> [Requirements] Exclude any images and output the remaining records exactly.

> [Dataset items]
=====
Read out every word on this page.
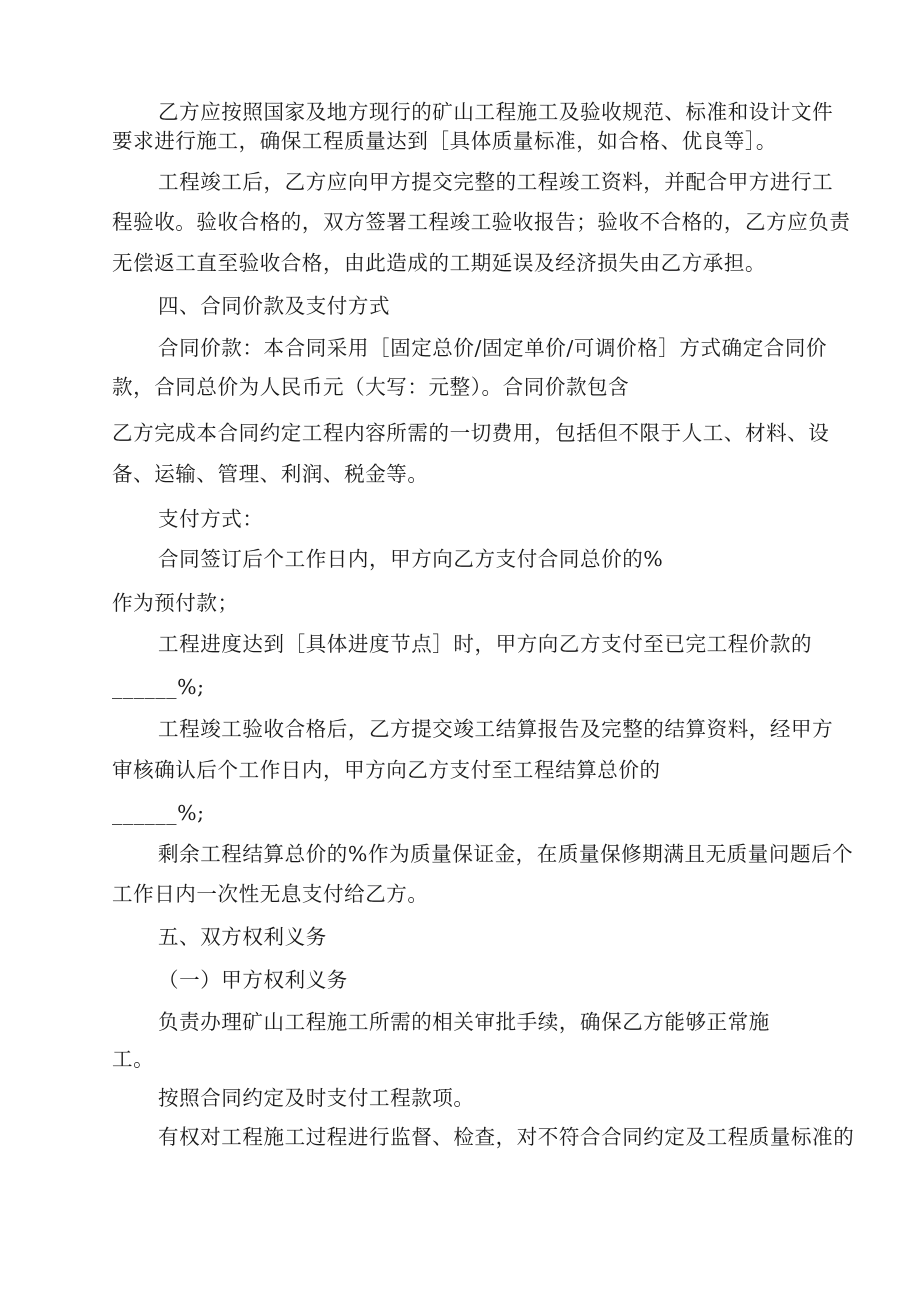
乙方应按照国家及地方现行的矿山工程施工及验收规范、标准和设计文件
要求进行施工，确保工程质量达到［具体质量标准，如合格、优良等］。
工程竣工后，乙方应向甲方提交完整的工程竣工资料，并配合甲方进行工
程验收。验收合格的，双方签署工程竣工验收报告；验收不合格的，乙方应负责
无偿返工直至验收合格，由此造成的工期延误及经济损失由乙方承担。
四、合同价款及支付方式
合同价款：本合同采用［固定总价/固定单价/可调价格］方式确定合同价
款，合同总价为人民币元（大写：元整）。合同价款包含
乙方完成本合同约定工程内容所需的一切费用，包括但不限于人工、材料、设
备、运输、管理、利润、税金等。
支付方式：
合同签订后个工作日内，甲方向乙方支付合同总价的%
作为预付款；
工程进度达到［具体进度节点］时，甲方向乙方支付至已完工程价款的
______%;
工程竣工验收合格后，乙方提交竣工结算报告及完整的结算资料，经甲方
审核确认后个工作日内，甲方向乙方支付至工程结算总价的
______%;
剩余工程结算总价的%作为质量保证金，在质量保修期满且无质量问题后个
工作日内一次性无息支付给乙方。
五、双方权利义务
（一）甲方权利义务
负责办理矿山工程施工所需的相关审批手续，确保乙方能够正常施
工。
按照合同约定及时支付工程款项。
有权对工程施工过程进行监督、检查，对不符合合同约定及工程质量标准的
=====
> [Complete output]
Read out every word on this page.
乙方应按照国家及地方现行的矿山工程施工及验收规范、标准和设计文件
要求进行施工，确保工程质量达到［具体质量标准，如合格、优良等］。
工程竣工后，乙方应向甲方提交完整的工程竣工资料，并配合甲方进行工
程验收。验收合格的，双方签署工程竣工验收报告；验收不合格的，乙方应负责
无偿返工直至验收合格，由此造成的工期延误及经济损失由乙方承担。
四、合同价款及支付方式
合同价款：本合同采用［固定总价/固定单价/可调价格］方式确定合同价
款，合同总价为人民币元（大写：元整）。合同价款包含
乙方完成本合同约定工程内容所需的一切费用，包括但不限于人工、材料、设
备、运输、管理、利润、税金等。
支付方式：
合同签订后个工作日内，甲方向乙方支付合同总价的%
作为预付款；
工程进度达到［具体进度节点］时，甲方向乙方支付至已完工程价款的
______%;
工程竣工验收合格后，乙方提交竣工结算报告及完整的结算资料，经甲方
审核确认后个工作日内，甲方向乙方支付至工程结算总价的
______%;
剩余工程结算总价的%作为质量保证金，在质量保修期满且无质量问题后个
工作日内一次性无息支付给乙方。
五、双方权利义务
（一）甲方权利义务
负责办理矿山工程施工所需的相关审批手续，确保乙方能够正常施
工。
按照合同约定及时支付工程款项。
有权对工程施工过程进行监督、检查，对不符合合同约定及工程质量标准的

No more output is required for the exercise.